» What you should do
Write out the whole of the material exactly.

# Information given start

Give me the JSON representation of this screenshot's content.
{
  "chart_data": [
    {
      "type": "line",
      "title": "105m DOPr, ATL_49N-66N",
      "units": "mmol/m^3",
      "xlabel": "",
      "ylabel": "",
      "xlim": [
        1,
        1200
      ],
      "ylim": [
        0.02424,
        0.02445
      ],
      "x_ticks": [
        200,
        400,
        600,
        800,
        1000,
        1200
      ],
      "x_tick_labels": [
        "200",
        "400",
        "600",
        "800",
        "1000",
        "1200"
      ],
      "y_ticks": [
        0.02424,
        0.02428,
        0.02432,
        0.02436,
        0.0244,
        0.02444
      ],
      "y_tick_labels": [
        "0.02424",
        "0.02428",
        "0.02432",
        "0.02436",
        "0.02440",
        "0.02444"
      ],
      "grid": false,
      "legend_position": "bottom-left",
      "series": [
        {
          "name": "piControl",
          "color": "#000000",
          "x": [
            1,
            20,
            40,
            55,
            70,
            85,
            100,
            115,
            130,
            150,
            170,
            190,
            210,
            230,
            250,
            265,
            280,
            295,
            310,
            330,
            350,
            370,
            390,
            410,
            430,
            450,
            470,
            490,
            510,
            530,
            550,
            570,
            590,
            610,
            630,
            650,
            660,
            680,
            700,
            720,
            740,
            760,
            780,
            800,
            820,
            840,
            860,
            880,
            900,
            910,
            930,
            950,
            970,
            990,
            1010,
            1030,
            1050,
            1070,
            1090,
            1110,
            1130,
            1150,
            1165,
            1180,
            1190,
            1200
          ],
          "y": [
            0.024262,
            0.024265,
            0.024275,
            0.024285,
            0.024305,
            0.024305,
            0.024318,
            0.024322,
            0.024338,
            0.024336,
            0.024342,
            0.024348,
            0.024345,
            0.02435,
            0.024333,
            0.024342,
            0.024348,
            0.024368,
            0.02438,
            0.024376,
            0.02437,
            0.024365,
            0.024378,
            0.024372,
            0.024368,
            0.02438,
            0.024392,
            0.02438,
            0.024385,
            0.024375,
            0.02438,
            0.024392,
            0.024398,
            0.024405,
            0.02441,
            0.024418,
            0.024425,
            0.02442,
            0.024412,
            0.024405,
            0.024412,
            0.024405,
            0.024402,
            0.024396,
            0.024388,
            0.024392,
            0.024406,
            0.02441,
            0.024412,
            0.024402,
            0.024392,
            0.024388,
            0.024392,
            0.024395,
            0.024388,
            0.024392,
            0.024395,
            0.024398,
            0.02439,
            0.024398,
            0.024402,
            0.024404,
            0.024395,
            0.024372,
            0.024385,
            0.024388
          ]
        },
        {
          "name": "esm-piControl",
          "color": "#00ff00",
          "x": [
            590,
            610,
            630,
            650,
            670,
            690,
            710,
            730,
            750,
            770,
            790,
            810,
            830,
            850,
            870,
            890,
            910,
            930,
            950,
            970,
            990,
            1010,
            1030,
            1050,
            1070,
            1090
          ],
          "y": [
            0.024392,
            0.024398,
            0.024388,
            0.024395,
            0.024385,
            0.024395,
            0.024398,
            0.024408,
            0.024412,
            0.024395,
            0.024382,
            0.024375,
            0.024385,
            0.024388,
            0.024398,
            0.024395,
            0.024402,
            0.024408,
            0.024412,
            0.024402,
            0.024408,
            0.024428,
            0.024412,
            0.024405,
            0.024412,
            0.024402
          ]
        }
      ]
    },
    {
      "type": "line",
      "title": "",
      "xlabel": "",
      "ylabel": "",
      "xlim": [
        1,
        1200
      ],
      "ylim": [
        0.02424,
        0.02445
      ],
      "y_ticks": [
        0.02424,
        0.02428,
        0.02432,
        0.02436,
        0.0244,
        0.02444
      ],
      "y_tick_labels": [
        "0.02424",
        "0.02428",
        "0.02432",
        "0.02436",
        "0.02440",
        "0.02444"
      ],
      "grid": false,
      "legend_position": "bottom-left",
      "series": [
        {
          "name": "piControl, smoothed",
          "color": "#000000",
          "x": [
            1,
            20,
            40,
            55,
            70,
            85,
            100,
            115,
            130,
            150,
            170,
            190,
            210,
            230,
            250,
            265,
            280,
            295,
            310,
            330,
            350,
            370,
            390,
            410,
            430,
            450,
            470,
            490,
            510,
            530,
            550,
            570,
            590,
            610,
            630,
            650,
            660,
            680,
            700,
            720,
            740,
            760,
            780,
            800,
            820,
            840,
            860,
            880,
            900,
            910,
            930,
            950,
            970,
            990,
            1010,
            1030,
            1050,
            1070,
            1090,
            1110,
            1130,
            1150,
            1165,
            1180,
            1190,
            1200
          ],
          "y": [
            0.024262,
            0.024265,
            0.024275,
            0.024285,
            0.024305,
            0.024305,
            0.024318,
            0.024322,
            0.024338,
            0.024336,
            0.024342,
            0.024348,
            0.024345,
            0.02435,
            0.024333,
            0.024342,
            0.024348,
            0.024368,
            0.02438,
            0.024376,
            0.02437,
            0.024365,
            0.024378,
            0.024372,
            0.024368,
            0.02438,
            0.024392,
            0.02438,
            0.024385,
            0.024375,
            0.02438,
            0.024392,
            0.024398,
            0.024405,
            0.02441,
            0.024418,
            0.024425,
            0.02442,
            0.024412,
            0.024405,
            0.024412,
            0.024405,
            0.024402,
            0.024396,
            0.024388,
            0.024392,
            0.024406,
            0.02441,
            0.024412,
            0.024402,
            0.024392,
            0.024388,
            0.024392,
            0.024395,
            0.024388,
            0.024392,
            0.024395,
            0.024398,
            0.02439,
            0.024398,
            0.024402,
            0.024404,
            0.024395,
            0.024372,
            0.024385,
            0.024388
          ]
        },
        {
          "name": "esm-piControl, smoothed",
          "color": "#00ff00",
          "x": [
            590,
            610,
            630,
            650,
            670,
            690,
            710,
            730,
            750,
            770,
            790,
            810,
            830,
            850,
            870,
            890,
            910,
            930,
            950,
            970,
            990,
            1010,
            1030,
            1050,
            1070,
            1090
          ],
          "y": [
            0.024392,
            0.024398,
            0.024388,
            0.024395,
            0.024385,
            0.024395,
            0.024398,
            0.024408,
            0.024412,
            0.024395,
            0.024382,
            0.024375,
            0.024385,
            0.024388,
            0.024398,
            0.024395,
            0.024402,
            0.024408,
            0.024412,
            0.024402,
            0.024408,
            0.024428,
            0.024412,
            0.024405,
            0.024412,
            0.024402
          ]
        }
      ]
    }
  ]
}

# Information given end

» Reply to the exercise
Give me the JSON representation of this screenshot's content.
{
  "chart_data": [
    {
      "type": "line",
      "title": "105m DOPr, ATL_49N-66N",
      "units": "mmol/m^3",
      "xlabel": "",
      "ylabel": "",
      "xlim": [
        1,
        1200
      ],
      "ylim": [
        0.02424,
        0.02445
      ],
      "x_ticks": [
        200,
        400,
        600,
        800,
        1000,
        1200
      ],
      "x_tick_labels": [
        "200",
        "400",
        "600",
        "800",
        "1000",
        "1200"
      ],
      "y_ticks": [
        0.02424,
        0.02428,
        0.02432,
        0.02436,
        0.0244,
        0.02444
      ],
      "y_tick_labels": [
        "0.02424",
        "0.02428",
        "0.02432",
        "0.02436",
        "0.02440",
        "0.02444"
      ],
      "grid": false,
      "legend_position": "bottom-left",
      "series": [
        {
          "name": "piControl",
          "color": "#000000",
          "x": [
            1,
            20,
            40,
            55,
            70,
            85,
            100,
            115,
            130,
            150,
            170,
            190,
            210,
            230,
            250,
            265,
            280,
            295,
            310,
            330,
            350,
            370,
            390,
            410,
            430,
            450,
            470,
            490,
            510,
            530,
            550,
            570,
            590,
            610,
            630,
            650,
            660,
            680,
            700,
            720,
            740,
            760,
            780,
            800,
            820,
            840,
            860,
            880,
            900,
            910,
            930,
            950,
            970,
            990,
            1010,
            1030,
            1050,
            1070,
            1090,
            1110,
            1130,
            1150,
            1165,
            1180,
            1190,
            1200
          ],
          "y": [
            0.024262,
            0.024265,
            0.024275,
            0.024285,
            0.024305,
            0.024305,
            0.024318,
            0.024322,
            0.024338,
            0.024336,
            0.024342,
            0.024348,
            0.024345,
            0.02435,
            0.024333,
            0.024342,
            0.024348,
            0.024368,
            0.02438,
            0.024376,
            0.02437,
            0.024365,
            0.024378,
            0.024372,
            0.024368,
            0.02438,
            0.024392,
            0.02438,
            0.024385,
            0.024375,
            0.02438,
            0.024392,
            0.024398,
            0.024405,
            0.02441,
            0.024418,
            0.024425,
            0.02442,
            0.024412,
            0.024405,
            0.024412,
            0.024405,
            0.024402,
            0.024396,
            0.024388,
            0.024392,
            0.024406,
            0.02441,
            0.024412,
            0.024402,
            0.024392,
            0.024388,
            0.024392,
            0.024395,
            0.024388,
            0.024392,
            0.024395,
            0.024398,
            0.02439,
            0.024398,
            0.024402,
            0.024404,
            0.024395,
            0.024372,
            0.024385,
            0.024388
          ]
        },
        {
          "name": "esm-piControl",
          "color": "#00ff00",
          "x": [
            590,
            610,
            630,
            650,
            670,
            690,
            710,
            730,
            750,
            770,
            790,
            810,
            830,
            850,
            870,
            890,
            910,
            930,
            950,
            970,
            990,
            1010,
            1030,
            1050,
            1070,
            1090
          ],
          "y": [
            0.024392,
            0.024398,
            0.024388,
            0.024395,
            0.024385,
            0.024395,
            0.024398,
            0.024408,
            0.024412,
            0.024395,
            0.024382,
            0.024375,
            0.024385,
            0.024388,
            0.024398,
            0.024395,
            0.024402,
            0.024408,
            0.024412,
            0.024402,
            0.024408,
            0.024428,
            0.024412,
            0.024405,
            0.024412,
            0.024402
          ]
        }
      ]
    },
    {
      "type": "line",
      "title": "",
      "xlabel": "",
      "ylabel": "",
      "xlim": [
        1,
        1200
      ],
      "ylim": [
        0.02424,
        0.02445
      ],
      "y_ticks": [
        0.02424,
        0.02428,
        0.02432,
        0.02436,
        0.0244,
        0.02444
      ],
      "y_tick_labels": [
        "0.02424",
        "0.02428",
        "0.02432",
        "0.02436",
        "0.02440",
        "0.02444"
      ],
      "grid": false,
      "legend_position": "bottom-left",
      "series": [
        {
          "name": "piControl, smoothed",
          "color": "#000000",
          "x": [
            1,
            20,
            40,
            55,
            70,
            85,
            100,
            115,
            130,
            150,
            170,
            190,
            210,
            230,
            250,
            265,
            280,
            295,
            310,
            330,
            350,
            370,
            390,
            410,
            430,
            450,
            470,
            490,
            510,
            530,
            550,
            570,
            590,
            610,
            630,
            650,
            660,
            680,
            700,
            720,
            740,
            760,
            780,
            800,
            820,
            840,
            860,
            880,
            900,
            910,
            930,
            950,
            970,
            990,
            1010,
            1030,
            1050,
            1070,
            1090,
            1110,
            1130,
            1150,
            1165,
            1180,
            1190,
            1200
          ],
          "y": [
            0.024262,
            0.024265,
            0.024275,
            0.024285,
            0.024305,
            0.024305,
            0.024318,
            0.024322,
            0.024338,
            0.024336,
            0.024342,
            0.024348,
            0.024345,
            0.02435,
            0.024333,
            0.024342,
            0.024348,
            0.024368,
            0.02438,
            0.024376,
            0.02437,
            0.024365,
            0.024378,
            0.024372,
            0.024368,
            0.02438,
            0.024392,
            0.02438,
            0.024385,
            0.024375,
            0.02438,
            0.024392,
            0.024398,
            0.024405,
            0.02441,
            0.024418,
            0.024425,
            0.02442,
            0.024412,
            0.024405,
            0.024412,
            0.024405,
            0.024402,
            0.024396,
            0.024388,
            0.024392,
            0.024406,
            0.02441,
            0.024412,
            0.024402,
            0.024392,
            0.024388,
            0.024392,
            0.024395,
            0.024388,
            0.024392,
            0.024395,
            0.024398,
            0.02439,
            0.024398,
            0.024402,
            0.024404,
            0.024395,
            0.024372,
            0.024385,
            0.024388
          ]
        },
        {
          "name": "esm-piControl, smoothed",
          "color": "#00ff00",
          "x": [
            590,
            610,
            630,
            650,
            670,
            690,
            710,
            730,
            750,
            770,
            790,
            810,
            830,
            850,
            870,
            890,
            910,
            930,
            950,
            970,
            990,
            1010,
            1030,
            1050,
            1070,
            1090
          ],
          "y": [
            0.024392,
            0.024398,
            0.024388,
            0.024395,
            0.024385,
            0.024395,
            0.024398,
            0.024408,
            0.024412,
            0.024395,
            0.024382,
            0.024375,
            0.024385,
            0.024388,
            0.024398,
            0.024395,
            0.024402,
            0.024408,
            0.024412,
            0.024402,
            0.024408,
            0.024428,
            0.024412,
            0.024405,
            0.024412,
            0.024402
          ]
        }
      ]
    }
  ]
}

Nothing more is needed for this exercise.